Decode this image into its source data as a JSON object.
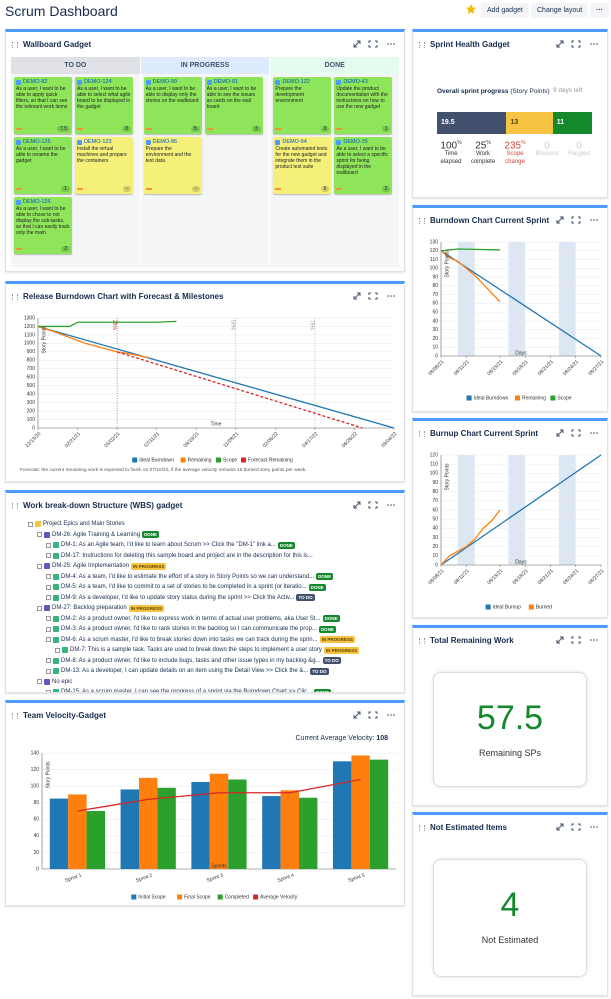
{
  "header": {
    "title": "Scrum Dashboard",
    "buttons": [
      "Add gadget",
      "Change layout"
    ]
  },
  "wallboard": {
    "title": "Wallboard Gadget",
    "columns": [
      {
        "name": "TO DO",
        "color": "#dfe1e6",
        "cards": [
          {
            "key": "DEMO-82",
            "summary": "As a user, I want to be able to apply quick filters, so that I can see the relevant work items",
            "estimate": "7.5",
            "color": "#8ee55a"
          },
          {
            "key": "DEMO-124",
            "summary": "As a user, I want to be able to select what agile board to be displayed in the gadget",
            "estimate": "8",
            "color": "#8ee55a"
          },
          {
            "key": "DEMO-125",
            "summary": "As a user, I want to be able to rename the gadget",
            "estimate": "1",
            "color": "#8ee55a"
          },
          {
            "key": "DEMO-123",
            "summary": "Install the virtual machines and prepare the containers",
            "estimate": "-",
            "color": "#f4f07a"
          },
          {
            "key": "DEMO-126",
            "summary": "As a user, I want to be able to chose to not display the sub-tasks, so that I can easily track only the main",
            "estimate": "2",
            "color": "#8ee55a"
          }
        ]
      },
      {
        "name": "IN PROGRESS",
        "color": "#deebff",
        "cards": [
          {
            "key": "DEMO-99",
            "summary": "As a user, I want to be able to display only the stories on the wallboard",
            "estimate": "5",
            "color": "#8ee55a"
          },
          {
            "key": "DEMO-81",
            "summary": "As a user, I want to be able to see the issues as cards on the wall board",
            "estimate": "3",
            "color": "#8ee55a"
          },
          {
            "key": "DEMO-86",
            "summary": "Prepare the environment and the test data",
            "estimate": "-",
            "color": "#f4f07a"
          }
        ]
      },
      {
        "name": "DONE",
        "color": "#e3fcef",
        "cards": [
          {
            "key": "DEMO-122",
            "summary": "Prepare the development environment",
            "estimate": "3",
            "color": "#8ee55a"
          },
          {
            "key": "DEMO-43",
            "summary": "Update the product documentation with the instructions on how to use the new gadget",
            "estimate": "1",
            "color": "#8ee55a"
          },
          {
            "key": "DEMO-94",
            "summary": "Create automated tests for the new gadget and integrate them in the product test suite",
            "estimate": "5",
            "color": "#f4f07a"
          },
          {
            "key": "DEMO-35",
            "summary": "As a user, I want to be able to select a specific sprint for being displayed in the wallboard",
            "estimate": "2",
            "color": "#8ee55a"
          }
        ]
      }
    ]
  },
  "wbs": {
    "title": "Work break-down Structure (WBS) gadget",
    "rows": [
      {
        "text": "Project Epics and Main Stories",
        "level": 0
      },
      {
        "text": "DM-26: Agile Training & Learning",
        "level": 1,
        "status": {
          "label": "DONE",
          "color": "#14892c",
          "text_color": "#fff"
        }
      },
      {
        "text": "DM-1: As an Agile team, I'd like to learn about Scrum >> Click the \"DM-1\" link a...",
        "level": 2,
        "status": {
          "label": "DONE",
          "color": "#14892c",
          "text_color": "#fff"
        }
      },
      {
        "text": "DM-17: Instructions for deleting this sample board and project are in the description for this is...",
        "level": 2
      },
      {
        "text": "DM-25: Agile Implementation",
        "level": 1,
        "status": {
          "label": "IN PROGRESS",
          "color": "#f6c342",
          "text_color": "#594300"
        }
      },
      {
        "text": "DM-4: As a team, I'd like to estimate the effort of a story in Story Points so we can understand...",
        "level": 2,
        "status": {
          "label": "DONE",
          "color": "#14892c",
          "text_color": "#fff"
        }
      },
      {
        "text": "DM-5: As a team, I'd like to commit to a set of stories to be completed in a sprint (or iteratio...",
        "level": 2,
        "status": {
          "label": "DONE",
          "color": "#14892c",
          "text_color": "#fff"
        }
      },
      {
        "text": "DM-9: As a developer, I'd like to update story status during the sprint >> Click the Activ...",
        "level": 2,
        "status": {
          "label": "TO DO",
          "color": "#42526e",
          "text_color": "#fff"
        }
      },
      {
        "text": "DM-27: Backlog preparation",
        "level": 1,
        "status": {
          "label": "IN PROGRESS",
          "color": "#f6c342",
          "text_color": "#594300"
        }
      },
      {
        "text": "DM-2: As a product owner, I'd like to express work in terms of actual user problems, aka User St...",
        "level": 2,
        "status": {
          "label": "DONE",
          "color": "#14892c",
          "text_color": "#fff"
        }
      },
      {
        "text": "DM-3: As a product owner, I'd like to rank stories in the backlog so I can communicate the prop...",
        "level": 2,
        "status": {
          "label": "DONE",
          "color": "#14892c",
          "text_color": "#fff"
        }
      },
      {
        "text": "DM-6: As a scrum master, I'd like to break stories down into tasks we can track during the sprin...",
        "level": 2,
        "status": {
          "label": "IN PROGRESS",
          "color": "#f6c342",
          "text_color": "#594300"
        }
      },
      {
        "text": "DM-7: This is a sample task. Tasks are used to break down the steps to implement a user story",
        "level": 3,
        "status": {
          "label": "IN PROGRESS",
          "color": "#f6c342",
          "text_color": "#594300"
        }
      },
      {
        "text": "DM-8: As a product owner, I'd like to include bugs, tasks and other issue types in my backlog &g...",
        "level": 2,
        "status": {
          "label": "TO DO",
          "color": "#42526e",
          "text_color": "#fff"
        }
      },
      {
        "text": "DM-13: As a developer, I can update details on an item using the Detail View >> Click the &...",
        "level": 2,
        "status": {
          "label": "TO DO",
          "color": "#42526e",
          "text_color": "#fff"
        }
      },
      {
        "text": "No epic",
        "level": 1
      },
      {
        "text": "DM-15: As a scrum master, I can see the progress of a sprint via the Burndown Chart >> Clic...",
        "level": 2,
        "status": {
          "label": "DONE",
          "color": "#14892c",
          "text_color": "#fff"
        }
      }
    ]
  },
  "sprint_health": {
    "title": "Sprint Health Gadget",
    "heading": "Overall sprint progress",
    "heading_unit": "(Story Points)",
    "days_left": "9 days left",
    "segments": [
      {
        "value": 19.5,
        "color": "#42526e",
        "text_color": "#fff"
      },
      {
        "value": 13,
        "color": "#f6c342",
        "text_color": "#594300"
      },
      {
        "value": 11,
        "color": "#14892c",
        "text_color": "#fff"
      }
    ],
    "stats": [
      {
        "value": "100",
        "unit": "%",
        "label": "Time elapsed",
        "color": "#333"
      },
      {
        "value": "25",
        "unit": "%",
        "label": "Work complete",
        "color": "#333"
      },
      {
        "value": "235",
        "unit": "%",
        "label": "Scope change",
        "color": "#d04437"
      },
      {
        "value": "0",
        "unit": "",
        "label": "Blockers",
        "color": "#ccc"
      },
      {
        "value": "0",
        "unit": "",
        "label": "Flagged",
        "color": "#ccc"
      }
    ]
  },
  "total_remaining": {
    "title": "Total Remaining Work",
    "value": "57.5",
    "label": "Remaining SPs"
  },
  "not_estimated": {
    "title": "Not Estimated Items",
    "value": "4",
    "label": "Not Estimated"
  },
  "chart_data": [
    {
      "type": "line",
      "title": "Release Burndown Chart with Forecast & Milestones",
      "x_label": "Time",
      "y_label": "Story Points",
      "xlim": [
        "12/13/20",
        "09/04/22"
      ],
      "xticks": [
        "12/13/20",
        "02/21/21",
        "05/02/21",
        "07/11/21",
        "09/19/21",
        "11/28/21",
        "02/06/22",
        "04/17/22",
        "06/26/22",
        "09/04/22"
      ],
      "ylim": [
        0,
        1300
      ],
      "yticks": [
        0,
        100,
        200,
        300,
        400,
        500,
        600,
        700,
        800,
        900,
        1000,
        1100,
        1200,
        1300
      ],
      "grid": true,
      "markers": [
        {
          "x": "05/02/21",
          "label": "25%",
          "color": "#d62728"
        },
        {
          "x": "11/28/21",
          "label": "50%",
          "color": "#999"
        },
        {
          "x": "04/17/22",
          "label": "75%",
          "color": "#999"
        }
      ],
      "series": [
        {
          "name": "Ideal Burndown",
          "color": "#1f77b4",
          "x": [
            "12/13/20",
            "09/04/22"
          ],
          "values": [
            1200,
            0
          ]
        },
        {
          "name": "Remaining",
          "color": "#ff7f0e",
          "x": [
            "12/13/20",
            "01/10/21",
            "02/07/21",
            "03/07/21",
            "04/04/21",
            "05/02/21",
            "05/30/21",
            "06/27/21"
          ],
          "values": [
            1200,
            1140,
            1070,
            1000,
            950,
            900,
            870,
            830
          ]
        },
        {
          "name": "Scope",
          "color": "#2ca02c",
          "x": [
            "12/13/20",
            "02/07/21",
            "02/21/21",
            "07/11/21",
            "08/15/21"
          ],
          "values": [
            1200,
            1200,
            1250,
            1250,
            1260
          ]
        },
        {
          "name": "Forecast Remaining",
          "color": "#d62728",
          "dashed": true,
          "x": [
            "05/02/21",
            "07/10/22"
          ],
          "values": [
            900,
            0
          ]
        }
      ],
      "note": "Forecast: the current remaining work is expected to finish on 07/10/22, if the average velocity remains 15 burned story points per week."
    },
    {
      "type": "bar",
      "title": "Team Velocity-Gadget",
      "summary_label": "Current Average Velocity:",
      "summary_value": 108,
      "x_label": "Sprints",
      "y_label": "Story Points",
      "categories": [
        "Sprint 1",
        "Sprint 2",
        "Sprint 3",
        "Sprint 4",
        "Sprint 5"
      ],
      "ylim": [
        0,
        140
      ],
      "yticks": [
        0,
        20,
        40,
        60,
        80,
        100,
        120,
        140
      ],
      "grid": true,
      "series": [
        {
          "name": "Initial Scope",
          "color": "#1f77b4",
          "values": [
            85,
            96,
            105,
            88,
            130
          ]
        },
        {
          "name": "Final Scope",
          "color": "#ff7f0e",
          "values": [
            90,
            110,
            115,
            95,
            137
          ]
        },
        {
          "name": "Completed",
          "color": "#2ca02c",
          "values": [
            70,
            98,
            108,
            86,
            132
          ]
        },
        {
          "name": "Average Velocity",
          "color": "#d62728",
          "type": "line",
          "values": [
            70,
            84,
            92,
            92,
            108
          ]
        }
      ]
    },
    {
      "type": "line",
      "title": "Burndown Chart Current Sprint",
      "x_label": "Days",
      "y_label": "Story Points",
      "xlim": [
        "08/08/21",
        "08/27/21"
      ],
      "xticks": [
        "08/08/21",
        "08/11/21",
        "08/15/21",
        "08/18/21",
        "08/21/21",
        "08/24/21",
        "08/27/21"
      ],
      "ylim": [
        0,
        130
      ],
      "yticks": [
        0,
        10,
        20,
        30,
        40,
        50,
        60,
        70,
        80,
        90,
        100,
        110,
        120,
        130
      ],
      "grid": true,
      "shaded_ranges": [
        [
          "08/10/21",
          "08/12/21"
        ],
        [
          "08/16/21",
          "08/18/21"
        ],
        [
          "08/22/21",
          "08/24/21"
        ]
      ],
      "series": [
        {
          "name": "Ideal Burndown",
          "color": "#1f77b4",
          "x": [
            "08/08/21",
            "08/27/21"
          ],
          "values": [
            120,
            0
          ]
        },
        {
          "name": "Remaining",
          "color": "#ff7f0e",
          "x": [
            "08/08/21",
            "08/09/21",
            "08/10/21",
            "08/11/21",
            "08/12/21",
            "08/13/21",
            "08/14/21",
            "08/15/21"
          ],
          "values": [
            120,
            112,
            108,
            100,
            92,
            82,
            72,
            62
          ]
        },
        {
          "name": "Scope",
          "color": "#2ca02c",
          "x": [
            "08/08/21",
            "08/10/21",
            "08/15/21"
          ],
          "values": [
            120,
            122,
            121
          ]
        }
      ]
    },
    {
      "type": "line",
      "title": "Burnup Chart Current Sprint",
      "x_label": "Days",
      "y_label": "Story Points",
      "xlim": [
        "08/08/21",
        "08/27/21"
      ],
      "xticks": [
        "08/08/21",
        "08/11/21",
        "08/15/21",
        "08/18/21",
        "08/21/21",
        "08/24/21",
        "08/27/21"
      ],
      "ylim": [
        0,
        120
      ],
      "yticks": [
        0,
        10,
        20,
        30,
        40,
        50,
        60,
        70,
        80,
        90,
        100,
        110,
        120
      ],
      "grid": true,
      "shaded_ranges": [
        [
          "08/10/21",
          "08/12/21"
        ],
        [
          "08/16/21",
          "08/18/21"
        ],
        [
          "08/22/21",
          "08/24/21"
        ]
      ],
      "series": [
        {
          "name": "Ideal Burnup",
          "color": "#1f77b4",
          "x": [
            "08/08/21",
            "08/27/21"
          ],
          "values": [
            0,
            120
          ]
        },
        {
          "name": "Burned",
          "color": "#ff7f0e",
          "x": [
            "08/08/21",
            "08/09/21",
            "08/10/21",
            "08/11/21",
            "08/12/21",
            "08/13/21",
            "08/14/21",
            "08/15/21"
          ],
          "values": [
            0,
            10,
            15,
            20,
            28,
            40,
            48,
            60
          ]
        }
      ]
    }
  ]
}
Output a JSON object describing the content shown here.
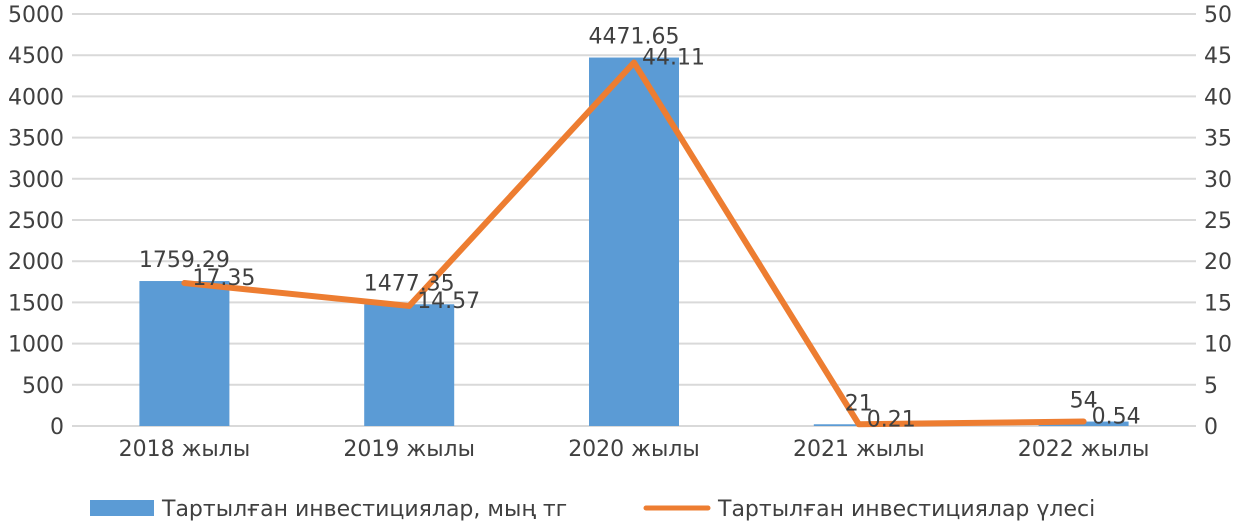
{
  "chart_data": {
    "type": "bar",
    "categories": [
      "2018 жылы",
      "2019 жылы",
      "2020 жылы",
      "2021 жылы",
      "2022 жылы"
    ],
    "series": [
      {
        "name": "Тартылған инвестициялар,  мың тг",
        "type": "bar",
        "axis": "left",
        "color": "#5B9BD5",
        "values": [
          1759.29,
          1477.35,
          4471.65,
          21,
          54
        ],
        "labels": [
          "1759.29",
          "1477.35",
          "4471.65",
          "21",
          "54"
        ]
      },
      {
        "name": "Тартылған инвестициялар үлесі",
        "type": "line",
        "axis": "right",
        "color": "#ED7D31",
        "values": [
          17.35,
          14.57,
          44.11,
          0.21,
          0.54
        ],
        "labels": [
          "17.35",
          "14.57",
          "44.11",
          "0.21",
          "0.54"
        ]
      }
    ],
    "y_left": {
      "range": [
        0,
        5000
      ],
      "ticks": [
        "0",
        "500",
        "1000",
        "1500",
        "2000",
        "2500",
        "3000",
        "3500",
        "4000",
        "4500",
        "5000"
      ]
    },
    "y_right": {
      "range": [
        0,
        50
      ],
      "ticks": [
        "0",
        "5",
        "10",
        "15",
        "20",
        "25",
        "30",
        "35",
        "40",
        "45",
        "50"
      ]
    },
    "grid": true,
    "legend_position": "bottom"
  }
}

#####

### Goal
Tally up the lines of the listing containing the word "displayed". Give only the total.

### Response to the task
2